Dataset records:

------------------------------------

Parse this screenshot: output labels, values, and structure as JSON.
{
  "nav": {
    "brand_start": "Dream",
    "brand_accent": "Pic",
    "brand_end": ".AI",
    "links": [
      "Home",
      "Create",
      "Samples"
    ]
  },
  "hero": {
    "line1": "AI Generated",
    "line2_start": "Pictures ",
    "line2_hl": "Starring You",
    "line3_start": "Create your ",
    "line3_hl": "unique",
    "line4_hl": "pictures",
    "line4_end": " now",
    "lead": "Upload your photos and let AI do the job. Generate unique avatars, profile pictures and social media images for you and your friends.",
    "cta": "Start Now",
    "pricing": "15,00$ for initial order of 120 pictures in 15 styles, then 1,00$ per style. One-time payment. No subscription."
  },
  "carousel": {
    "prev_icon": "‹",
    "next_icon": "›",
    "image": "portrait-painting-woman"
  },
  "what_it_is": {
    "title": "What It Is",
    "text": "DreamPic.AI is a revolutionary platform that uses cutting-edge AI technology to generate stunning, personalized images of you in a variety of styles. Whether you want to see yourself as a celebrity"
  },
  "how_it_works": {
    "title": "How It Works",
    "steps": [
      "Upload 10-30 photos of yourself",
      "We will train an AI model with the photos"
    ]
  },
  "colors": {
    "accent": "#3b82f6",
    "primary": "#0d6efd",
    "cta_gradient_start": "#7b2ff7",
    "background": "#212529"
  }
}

------------------------------------

Search the records for the word "images" and copy every line where it occurs.

    "lead": "Upload your photos and let AI do the job. Generate unique avatars, profile pictures and social media images for you and your friends.",
    "text": "DreamPic.AI is a revolutionary platform that uses cutting-edge AI technology to generate stunning, personalized images of you in a variety of styles. Whether you want to see yourself as a celebrity"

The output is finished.